# Problem statement
Would you output the whole listing below, exactly as it reads?

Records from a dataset
····················
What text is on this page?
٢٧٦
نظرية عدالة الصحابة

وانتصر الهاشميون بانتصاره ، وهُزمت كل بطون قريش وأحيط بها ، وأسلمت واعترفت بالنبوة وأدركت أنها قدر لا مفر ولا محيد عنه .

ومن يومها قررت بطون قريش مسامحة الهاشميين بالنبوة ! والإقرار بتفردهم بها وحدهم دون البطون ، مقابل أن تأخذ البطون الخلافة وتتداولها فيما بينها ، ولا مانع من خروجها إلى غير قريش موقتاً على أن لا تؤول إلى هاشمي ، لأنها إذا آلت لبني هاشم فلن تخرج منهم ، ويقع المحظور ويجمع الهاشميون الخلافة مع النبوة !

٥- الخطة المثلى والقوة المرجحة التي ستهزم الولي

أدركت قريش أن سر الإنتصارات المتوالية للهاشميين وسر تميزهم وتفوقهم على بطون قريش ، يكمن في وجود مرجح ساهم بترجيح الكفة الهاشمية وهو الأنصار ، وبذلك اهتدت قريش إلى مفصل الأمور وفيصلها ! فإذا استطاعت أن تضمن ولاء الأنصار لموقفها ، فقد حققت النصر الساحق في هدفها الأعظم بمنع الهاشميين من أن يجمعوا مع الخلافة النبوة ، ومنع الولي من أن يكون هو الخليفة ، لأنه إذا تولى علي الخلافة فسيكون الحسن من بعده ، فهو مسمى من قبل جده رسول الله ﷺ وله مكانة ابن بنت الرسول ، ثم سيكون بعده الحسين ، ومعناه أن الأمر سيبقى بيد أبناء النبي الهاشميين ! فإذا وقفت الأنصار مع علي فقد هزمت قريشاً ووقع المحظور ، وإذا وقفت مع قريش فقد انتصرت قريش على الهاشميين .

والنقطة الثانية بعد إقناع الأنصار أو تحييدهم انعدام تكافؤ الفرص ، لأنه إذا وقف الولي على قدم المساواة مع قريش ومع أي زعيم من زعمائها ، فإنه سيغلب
····················
# Response to this exercise
What text is on this page?
٢٧٦
نظرية عدالة الصحابة

وانتصر الهاشميون بانتصاره ، وهُزمت كل بطون قريش وأحيط بها ، وأسلمت واعترفت بالنبوة وأدركت أنها قدر لا مفر ولا محيد عنه .

ومن يومها قررت بطون قريش مسامحة الهاشميين بالنبوة ! والإقرار بتفردهم بها وحدهم دون البطون ، مقابل أن تأخذ البطون الخلافة وتتداولها فيما بينها ، ولا مانع من خروجها إلى غير قريش موقتاً على أن لا تؤول إلى هاشمي ، لأنها إذا آلت لبني هاشم فلن تخرج منهم ، ويقع المحظور ويجمع الهاشميون الخلافة مع النبوة !

٥- الخطة المثلى والقوة المرجحة التي ستهزم الولي

أدركت قريش أن سر الإنتصارات المتوالية للهاشميين وسر تميزهم وتفوقهم على بطون قريش ، يكمن في وجود مرجح ساهم بترجيح الكفة الهاشمية وهو الأنصار ، وبذلك اهتدت قريش إلى مفصل الأمور وفيصلها ! فإذا استطاعت أن تضمن ولاء الأنصار لموقفها ، فقد حققت النصر الساحق في هدفها الأعظم بمنع الهاشميين من أن يجمعوا مع الخلافة النبوة ، ومنع الولي من أن يكون هو الخليفة ، لأنه إذا تولى علي الخلافة فسيكون الحسن من بعده ، فهو مسمى من قبل جده رسول الله ﷺ وله مكانة ابن بنت الرسول ، ثم سيكون بعده الحسين ، ومعناه أن الأمر سيبقى بيد أبناء النبي الهاشميين ! فإذا وقفت الأنصار مع علي فقد هزمت قريشاً ووقع المحظور ، وإذا وقفت مع قريش فقد انتصرت قريش على الهاشميين .

والنقطة الثانية بعد إقناع الأنصار أو تحييدهم انعدام تكافؤ الفرص ، لأنه إذا وقف الولي على قدم المساواة مع قريش ومع أي زعيم من زعمائها ، فإنه سيغلب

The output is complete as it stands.